* Task goal
The records below must be output exactly, without pictures.

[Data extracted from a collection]
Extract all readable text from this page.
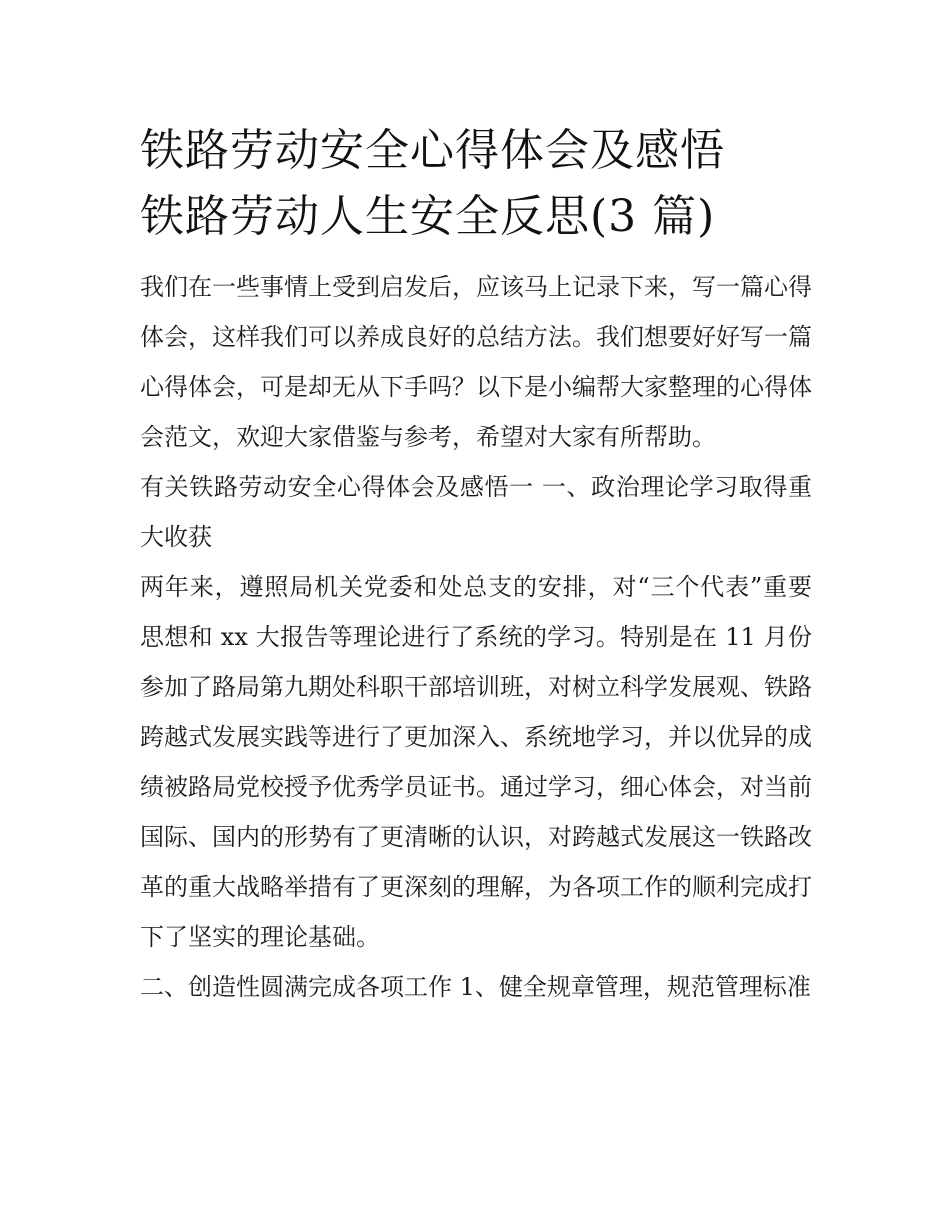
铁路劳动安全心得体会及感悟
铁路劳动人生安全反思(3 篇)

我们在一些事情上受到启发后，应该马上记录下来，写一篇心得体会，这样我们可以养成良好的总结方法。我们想要好好写一篇心得体会，可是却无从下手吗？以下是小编帮大家整理的心得体会范文，欢迎大家借鉴与参考，希望对大家有所帮助。

有关铁路劳动安全心得体会及感悟一 一、政治理论学习取得重大收获

两年来，遵照局机关党委和处总支的安排，对“三个代表”重要思想和 xx 大报告等理论进行了系统的学习。特别是在 11 月份参加了路局第九期处科职干部培训班，对树立科学发展观、铁路跨越式发展实践等进行了更加深入、系统地学习，并以优异的成绩被路局党校授予优秀学员证书。通过学习，细心体会，对当前国际、国内的形势有了更清晰的认识，对跨越式发展这一铁路改革的重大战略举措有了更深刻的理解，为各项工作的顺利完成打下了坚实的理论基础。

二、创造性圆满完成各项工作 1、健全规章管理，规范管理标准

* Solution for this problem
Extract all readable text from this page.
铁路劳动安全心得体会及感悟
铁路劳动人生安全反思(3 篇)

我们在一些事情上受到启发后，应该马上记录下来，写一篇心得体会，这样我们可以养成良好的总结方法。我们想要好好写一篇心得体会，可是却无从下手吗？以下是小编帮大家整理的心得体会范文，欢迎大家借鉴与参考，希望对大家有所帮助。

有关铁路劳动安全心得体会及感悟一 一、政治理论学习取得重大收获

两年来，遵照局机关党委和处总支的安排，对“三个代表”重要思想和 xx 大报告等理论进行了系统的学习。特别是在 11 月份参加了路局第九期处科职干部培训班，对树立科学发展观、铁路跨越式发展实践等进行了更加深入、系统地学习，并以优异的成绩被路局党校授予优秀学员证书。通过学习，细心体会，对当前国际、国内的形势有了更清晰的认识，对跨越式发展这一铁路改革的重大战略举措有了更深刻的理解，为各项工作的顺利完成打下了坚实的理论基础。

二、创造性圆满完成各项工作 1、健全规章管理，规范管理标准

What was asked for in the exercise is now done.